[Selected extract]
Database access configuration

In order for the code to be able to access the database, some configuration has to be done. This can be achieved in several ways, but the most straightforward is to use the App.config facility; The App.config xml file has been created at project creation time; Let's edit this file to add a connectionStrings configuration entry:

<?xml version="1.0" encoding="utf-8" ?>
<configuration>
    <startup> 
        <supportedRuntime version="v4.0" sku=".NETFramework,Version=v4.5" />
    </startup>
  <connectionStrings>
    <add name="Default"
     providerName="System.Data.SqlClient"
     connectionString="Data Source=(LocalDB)\v11.0;AttachDbFilename=|DataDirectory|SampleBatchDatabase.mdf;Integrated Security=True" />
  </connectionStrings>
</configuration>
[Note]Note
  • The connection to the database will be known as "Default", and will be used in the Unity configuration class (see below);
  • the |DataDirectory| is a shortcut that, since no additional related setup has been done, points at the project root folder. Some additional information can be found HERE (see the end of the article).

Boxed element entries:
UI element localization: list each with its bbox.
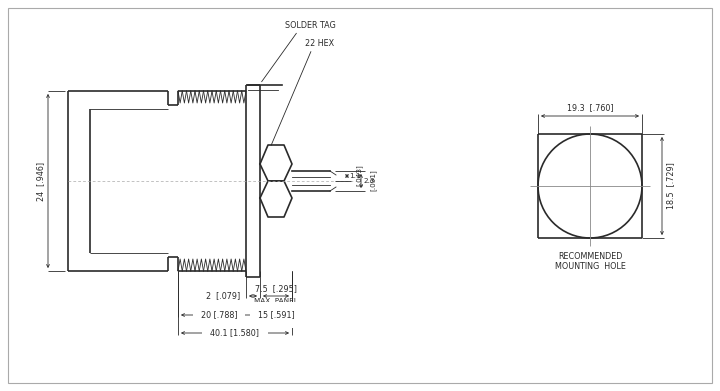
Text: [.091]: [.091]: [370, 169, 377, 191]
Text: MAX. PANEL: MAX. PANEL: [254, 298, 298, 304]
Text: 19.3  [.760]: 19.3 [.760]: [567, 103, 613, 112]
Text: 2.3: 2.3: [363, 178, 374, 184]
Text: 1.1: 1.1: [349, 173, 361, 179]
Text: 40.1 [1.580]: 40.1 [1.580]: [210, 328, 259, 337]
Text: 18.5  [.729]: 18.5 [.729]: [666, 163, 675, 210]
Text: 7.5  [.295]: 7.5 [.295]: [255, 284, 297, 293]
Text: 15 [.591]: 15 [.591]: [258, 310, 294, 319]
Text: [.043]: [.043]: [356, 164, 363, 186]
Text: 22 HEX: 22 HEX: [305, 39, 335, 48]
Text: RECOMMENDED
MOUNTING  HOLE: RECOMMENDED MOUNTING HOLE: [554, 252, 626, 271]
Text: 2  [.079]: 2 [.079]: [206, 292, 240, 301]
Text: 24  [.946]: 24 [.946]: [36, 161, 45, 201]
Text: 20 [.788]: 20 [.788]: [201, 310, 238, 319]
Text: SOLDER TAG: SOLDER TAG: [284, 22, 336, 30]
...
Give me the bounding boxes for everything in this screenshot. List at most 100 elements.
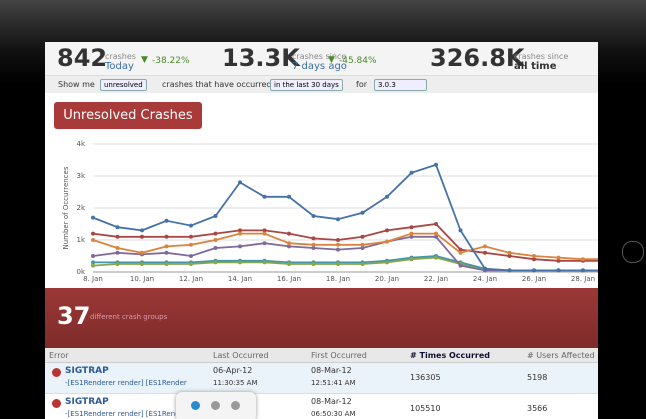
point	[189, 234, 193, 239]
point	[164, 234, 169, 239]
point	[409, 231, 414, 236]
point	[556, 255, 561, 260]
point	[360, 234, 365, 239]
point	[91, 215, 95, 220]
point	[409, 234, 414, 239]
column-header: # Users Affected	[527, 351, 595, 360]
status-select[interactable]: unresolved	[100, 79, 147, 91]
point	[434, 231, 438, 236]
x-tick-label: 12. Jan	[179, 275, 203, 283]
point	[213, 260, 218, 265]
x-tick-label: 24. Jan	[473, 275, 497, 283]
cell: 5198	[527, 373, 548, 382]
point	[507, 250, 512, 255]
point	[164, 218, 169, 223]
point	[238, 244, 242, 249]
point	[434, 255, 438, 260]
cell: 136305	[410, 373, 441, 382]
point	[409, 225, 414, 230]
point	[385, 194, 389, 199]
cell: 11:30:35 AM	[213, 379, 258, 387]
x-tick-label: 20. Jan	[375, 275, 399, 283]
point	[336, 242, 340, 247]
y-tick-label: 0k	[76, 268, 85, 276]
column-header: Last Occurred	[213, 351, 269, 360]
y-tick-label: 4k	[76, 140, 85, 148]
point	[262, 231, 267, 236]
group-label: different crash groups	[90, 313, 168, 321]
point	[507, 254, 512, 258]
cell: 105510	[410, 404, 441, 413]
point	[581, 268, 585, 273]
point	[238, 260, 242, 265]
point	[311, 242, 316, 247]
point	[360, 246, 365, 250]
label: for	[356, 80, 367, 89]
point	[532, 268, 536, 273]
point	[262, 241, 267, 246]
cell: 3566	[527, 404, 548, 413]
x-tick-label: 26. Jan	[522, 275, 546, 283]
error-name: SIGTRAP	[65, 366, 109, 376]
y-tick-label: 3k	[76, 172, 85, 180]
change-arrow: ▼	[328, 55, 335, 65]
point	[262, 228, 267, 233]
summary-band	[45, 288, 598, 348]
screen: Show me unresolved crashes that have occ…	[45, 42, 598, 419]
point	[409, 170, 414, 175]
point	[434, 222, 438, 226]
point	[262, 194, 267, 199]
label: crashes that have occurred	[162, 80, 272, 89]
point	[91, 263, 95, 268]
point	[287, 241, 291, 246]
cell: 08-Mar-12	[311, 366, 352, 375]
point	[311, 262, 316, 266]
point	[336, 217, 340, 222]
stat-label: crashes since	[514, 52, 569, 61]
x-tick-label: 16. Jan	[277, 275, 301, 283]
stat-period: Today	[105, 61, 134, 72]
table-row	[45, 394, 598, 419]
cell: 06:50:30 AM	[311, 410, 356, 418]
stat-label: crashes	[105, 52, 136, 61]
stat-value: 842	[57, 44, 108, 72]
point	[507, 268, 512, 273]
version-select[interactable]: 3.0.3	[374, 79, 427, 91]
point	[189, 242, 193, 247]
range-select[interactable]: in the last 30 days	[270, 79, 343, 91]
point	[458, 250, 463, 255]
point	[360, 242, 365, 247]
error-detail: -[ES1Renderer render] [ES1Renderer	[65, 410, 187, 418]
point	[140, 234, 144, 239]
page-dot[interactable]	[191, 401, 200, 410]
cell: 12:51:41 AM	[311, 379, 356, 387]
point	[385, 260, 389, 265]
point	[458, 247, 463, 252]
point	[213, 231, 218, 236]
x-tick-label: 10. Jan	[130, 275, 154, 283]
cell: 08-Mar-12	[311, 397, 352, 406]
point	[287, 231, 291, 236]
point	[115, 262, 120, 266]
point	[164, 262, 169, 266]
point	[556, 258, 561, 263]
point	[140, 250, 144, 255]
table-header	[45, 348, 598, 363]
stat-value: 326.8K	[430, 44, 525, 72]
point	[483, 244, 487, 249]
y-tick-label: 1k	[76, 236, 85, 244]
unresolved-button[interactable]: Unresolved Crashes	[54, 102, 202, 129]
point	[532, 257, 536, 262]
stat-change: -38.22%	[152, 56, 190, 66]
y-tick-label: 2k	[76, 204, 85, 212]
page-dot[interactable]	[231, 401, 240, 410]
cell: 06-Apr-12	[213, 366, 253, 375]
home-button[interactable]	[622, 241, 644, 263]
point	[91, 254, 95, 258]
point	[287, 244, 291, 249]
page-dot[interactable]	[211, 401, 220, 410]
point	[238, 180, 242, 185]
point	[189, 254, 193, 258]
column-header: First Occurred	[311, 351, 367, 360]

[Exercise tasks]
1 - Using the database access configuration text, decide whether each statement agrees with it, answering yes or no and quoting the deciding words. (a) The App.config file must be created by hand before it can be edited. (b) The connection to the database is named "Default". (c) Without additional setup, |DataDirectory| points at the project root folder.
2 - In the records, reproduce word for word the lines starting at the one that contains "234, 193, 239]" and stopping after the one that contains "44, 108, 72]".

[Results by task]
1 -
(a) No: "The App.config xml file has been created at project creation time"
(b) Yes: "The connection to the database will be known as "Default""
(c) Yes: "since no additional related setup has been done, points at the project root folder"

2 -
point	[189, 234, 193, 239]
point	[164, 234, 169, 239]
point	[409, 231, 414, 236]
point	[556, 255, 561, 260]
point	[360, 234, 365, 239]
point	[91, 215, 95, 220]
point	[409, 234, 414, 239]
column-header: # Users Affected	[527, 351, 595, 360]
status-select[interactable]: unresolved	[100, 79, 147, 91]
point	[434, 231, 438, 236]
x-tick-label: 12. Jan	[179, 275, 203, 283]
point	[213, 260, 218, 265]
x-tick-label: 24. Jan	[473, 275, 497, 283]
cell: 5198	[527, 373, 548, 382]
point	[507, 250, 512, 255]
point	[164, 218, 169, 223]
point	[238, 244, 242, 249]
point	[434, 255, 438, 260]
cell: 136305	[410, 373, 441, 382]
point	[409, 225, 414, 230]
point	[385, 194, 389, 199]
cell: 11:30:35 AM	[213, 379, 258, 387]
x-tick-label: 20. Jan	[375, 275, 399, 283]
point	[336, 242, 340, 247]
y-tick-label: 0k	[76, 268, 85, 276]
column-header: Last Occurred	[213, 351, 269, 360]
y-tick-label: 4k	[76, 140, 85, 148]
point	[262, 231, 267, 236]
group-label: different crash groups	[90, 313, 168, 321]
point	[507, 254, 512, 258]
cell: 105510	[410, 404, 441, 413]
point	[581, 268, 585, 273]
point	[238, 260, 242, 265]
point	[311, 242, 316, 247]
point	[360, 246, 365, 250]
label: for	[356, 80, 367, 89]
point	[532, 268, 536, 273]
point	[262, 241, 267, 246]
cell: 3566	[527, 404, 548, 413]
x-tick-label: 26. Jan	[522, 275, 546, 283]
error-name: SIGTRAP	[65, 366, 109, 376]
y-tick-label: 3k	[76, 172, 85, 180]
change-arrow: ▼	[328, 55, 335, 65]
point	[262, 228, 267, 233]
summary-band	[45, 288, 598, 348]
screen: Show me unresolved crashes that have occ…	[45, 42, 598, 419]
point	[409, 170, 414, 175]
point	[434, 222, 438, 226]
point	[262, 194, 267, 199]
label: crashes that have occurred	[162, 80, 272, 89]
point	[91, 263, 95, 268]
point	[287, 241, 291, 246]
cell: 08-Mar-12	[311, 366, 352, 375]
point	[311, 262, 316, 266]
point	[336, 217, 340, 222]
stat-label: crashes since	[514, 52, 569, 61]
x-tick-label: 16. Jan	[277, 275, 301, 283]
stat-period: Today	[105, 61, 134, 72]
table-row	[45, 394, 598, 419]
cell: 06:50:30 AM	[311, 410, 356, 418]
stat-label: crashes	[105, 52, 136, 61]
stat-value: 842	[57, 44, 108, 72]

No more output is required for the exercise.